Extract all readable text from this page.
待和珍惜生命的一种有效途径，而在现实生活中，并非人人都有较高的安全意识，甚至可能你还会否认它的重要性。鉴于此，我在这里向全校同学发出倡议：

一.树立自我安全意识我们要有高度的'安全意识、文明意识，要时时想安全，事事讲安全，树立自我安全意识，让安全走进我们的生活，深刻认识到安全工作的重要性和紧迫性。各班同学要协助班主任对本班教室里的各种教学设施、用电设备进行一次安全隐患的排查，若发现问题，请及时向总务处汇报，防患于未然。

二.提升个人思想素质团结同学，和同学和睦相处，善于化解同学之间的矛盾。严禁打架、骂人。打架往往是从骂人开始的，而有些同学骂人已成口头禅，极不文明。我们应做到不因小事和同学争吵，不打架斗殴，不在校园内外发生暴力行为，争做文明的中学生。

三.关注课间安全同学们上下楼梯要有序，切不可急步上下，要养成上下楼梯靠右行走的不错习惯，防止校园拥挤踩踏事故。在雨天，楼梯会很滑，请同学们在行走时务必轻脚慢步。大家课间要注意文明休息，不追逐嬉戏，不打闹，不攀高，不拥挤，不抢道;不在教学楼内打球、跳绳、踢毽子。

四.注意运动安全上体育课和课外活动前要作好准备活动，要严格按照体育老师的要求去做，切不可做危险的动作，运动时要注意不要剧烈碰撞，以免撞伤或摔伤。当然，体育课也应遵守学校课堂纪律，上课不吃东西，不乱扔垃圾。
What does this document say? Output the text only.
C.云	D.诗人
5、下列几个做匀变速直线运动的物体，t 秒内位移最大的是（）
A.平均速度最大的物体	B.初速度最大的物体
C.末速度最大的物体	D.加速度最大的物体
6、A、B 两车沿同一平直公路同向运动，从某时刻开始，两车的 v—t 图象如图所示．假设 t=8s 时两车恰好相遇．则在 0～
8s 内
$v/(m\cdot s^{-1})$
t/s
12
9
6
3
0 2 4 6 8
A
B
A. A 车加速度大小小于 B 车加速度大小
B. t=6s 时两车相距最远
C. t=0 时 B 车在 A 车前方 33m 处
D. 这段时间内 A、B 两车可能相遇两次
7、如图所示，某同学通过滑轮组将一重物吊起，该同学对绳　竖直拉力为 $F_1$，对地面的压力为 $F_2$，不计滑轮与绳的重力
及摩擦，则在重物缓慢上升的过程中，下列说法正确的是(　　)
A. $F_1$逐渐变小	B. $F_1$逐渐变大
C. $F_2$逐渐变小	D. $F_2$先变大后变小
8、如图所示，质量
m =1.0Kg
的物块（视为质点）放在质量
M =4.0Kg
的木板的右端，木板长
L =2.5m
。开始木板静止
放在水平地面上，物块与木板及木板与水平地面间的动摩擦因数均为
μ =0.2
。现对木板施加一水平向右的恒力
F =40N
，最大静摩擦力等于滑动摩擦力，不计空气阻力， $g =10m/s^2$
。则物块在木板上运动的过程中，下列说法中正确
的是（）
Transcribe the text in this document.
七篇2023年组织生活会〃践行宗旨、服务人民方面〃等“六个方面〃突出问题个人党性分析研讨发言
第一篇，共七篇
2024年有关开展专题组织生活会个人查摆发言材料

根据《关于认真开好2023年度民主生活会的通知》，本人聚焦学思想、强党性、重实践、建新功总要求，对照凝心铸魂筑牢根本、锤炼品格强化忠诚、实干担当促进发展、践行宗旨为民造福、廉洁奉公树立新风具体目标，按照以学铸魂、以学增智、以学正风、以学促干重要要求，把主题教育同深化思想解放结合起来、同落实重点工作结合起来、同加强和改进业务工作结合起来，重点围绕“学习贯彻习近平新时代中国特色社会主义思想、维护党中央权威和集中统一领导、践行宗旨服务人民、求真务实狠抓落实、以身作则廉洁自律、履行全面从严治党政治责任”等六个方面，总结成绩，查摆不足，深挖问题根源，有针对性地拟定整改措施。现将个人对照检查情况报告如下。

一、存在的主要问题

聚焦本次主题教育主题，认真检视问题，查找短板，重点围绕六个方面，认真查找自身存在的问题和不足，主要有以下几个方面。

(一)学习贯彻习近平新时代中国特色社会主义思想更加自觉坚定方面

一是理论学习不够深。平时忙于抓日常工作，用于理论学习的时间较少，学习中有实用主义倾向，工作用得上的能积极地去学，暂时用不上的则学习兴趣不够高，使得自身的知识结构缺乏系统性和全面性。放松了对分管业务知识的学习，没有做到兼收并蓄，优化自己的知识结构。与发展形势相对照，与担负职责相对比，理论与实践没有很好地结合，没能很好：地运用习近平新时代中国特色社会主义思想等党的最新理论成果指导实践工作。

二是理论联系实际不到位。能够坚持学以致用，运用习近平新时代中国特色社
+++++
_TASK_. Every line of the data above should be copied exactly.

_FINISHED EXERCISE_.
Extract all readable text from this page.
待和珍惜生命的一种有效途径，而在现实生活中，并非人人都有较高的安全意识，甚至可能你还会否认它的重要性。鉴于此，我在这里向全校同学发出倡议：

一.树立自我安全意识我们要有高度的'安全意识、文明意识，要时时想安全，事事讲安全，树立自我安全意识，让安全走进我们的生活，深刻认识到安全工作的重要性和紧迫性。各班同学要协助班主任对本班教室里的各种教学设施、用电设备进行一次安全隐患的排查，若发现问题，请及时向总务处汇报，防患于未然。

二.提升个人思想素质团结同学，和同学和睦相处，善于化解同学之间的矛盾。严禁打架、骂人。打架往往是从骂人开始的，而有些同学骂人已成口头禅，极不文明。我们应做到不因小事和同学争吵，不打架斗殴，不在校园内外发生暴力行为，争做文明的中学生。

三.关注课间安全同学们上下楼梯要有序，切不可急步上下，要养成上下楼梯靠右行走的不错习惯，防止校园拥挤踩踏事故。在雨天，楼梯会很滑，请同学们在行走时务必轻脚慢步。大家课间要注意文明休息，不追逐嬉戏，不打闹，不攀高，不拥挤，不抢道;不在教学楼内打球、跳绳、踢毽子。

四.注意运动安全上体育课和课外活动前要作好准备活动，要严格按照体育老师的要求去做，切不可做危险的动作，运动时要注意不要剧烈碰撞，以免撞伤或摔伤。当然，体育课也应遵守学校课堂纪律，上课不吃东西，不乱扔垃圾。
What does this document say? Output the text only.
C.云	D.诗人
5、下列几个做匀变速直线运动的物体，t 秒内位移最大的是（）
A.平均速度最大的物体	B.初速度最大的物体
C.末速度最大的物体	D.加速度最大的物体
6、A、B 两车沿同一平直公路同向运动，从某时刻开始，两车的 v—t 图象如图所示．假设 t=8s 时两车恰好相遇．则在 0～
8s 内
$v/(m\cdot s^{-1})$
t/s
12
9
6
3
0 2 4 6 8
A
B
A. A 车加速度大小小于 B 车加速度大小
B. t=6s 时两车相距最远
C. t=0 时 B 车在 A 车前方 33m 处
D. 这段时间内 A、B 两车可能相遇两次
7、如图所示，某同学通过滑轮组将一重物吊起，该同学对绳　竖直拉力为 $F_1$，对地面的压力为 $F_2$，不计滑轮与绳的重力
及摩擦，则在重物缓慢上升的过程中，下列说法正确的是(　　)
A. $F_1$逐渐变小	B. $F_1$逐渐变大
C. $F_2$逐渐变小	D. $F_2$先变大后变小
8、如图所示，质量
m =1.0Kg
的物块（视为质点）放在质量
M =4.0Kg
的木板的右端，木板长
L =2.5m
。开始木板静止
放在水平地面上，物块与木板及木板与水平地面间的动摩擦因数均为
μ =0.2
。现对木板施加一水平向右的恒力
F =40N
，最大静摩擦力等于滑动摩擦力，不计空气阻力， $g =10m/s^2$
。则物块在木板上运动的过程中，下列说法中正确
的是（）
Transcribe the text in this document.
七篇2023年组织生活会〃践行宗旨、服务人民方面〃等“六个方面〃突出问题个人党性分析研讨发言
第一篇，共七篇
2024年有关开展专题组织生活会个人查摆发言材料

根据《关于认真开好2023年度民主生活会的通知》，本人聚焦学思想、强党性、重实践、建新功总要求，对照凝心铸魂筑牢根本、锤炼品格强化忠诚、实干担当促进发展、践行宗旨为民造福、廉洁奉公树立新风具体目标，按照以学铸魂、以学增智、以学正风、以学促干重要要求，把主题教育同深化思想解放结合起来、同落实重点工作结合起来、同加强和改进业务工作结合起来，重点围绕“学习贯彻习近平新时代中国特色社会主义思想、维护党中央权威和集中统一领导、践行宗旨服务人民、求真务实狠抓落实、以身作则廉洁自律、履行全面从严治党政治责任”等六个方面，总结成绩，查摆不足，深挖问题根源，有针对性地拟定整改措施。现将个人对照检查情况报告如下。

一、存在的主要问题

聚焦本次主题教育主题，认真检视问题，查找短板，重点围绕六个方面，认真查找自身存在的问题和不足，主要有以下几个方面。

(一)学习贯彻习近平新时代中国特色社会主义思想更加自觉坚定方面

一是理论学习不够深。平时忙于抓日常工作，用于理论学习的时间较少，学习中有实用主义倾向，工作用得上的能积极地去学，暂时用不上的则学习兴趣不够高，使得自身的知识结构缺乏系统性和全面性。放松了对分管业务知识的学习，没有做到兼收并蓄，优化自己的知识结构。与发展形势相对照，与担负职责相对比，理论与实践没有很好地结合，没能很好：地运用习近平新时代中国特色社会主义思想等党的最新理论成果指导实践工作。

二是理论联系实际不到位。能够坚持学以致用，运用习近平新时代中国特色社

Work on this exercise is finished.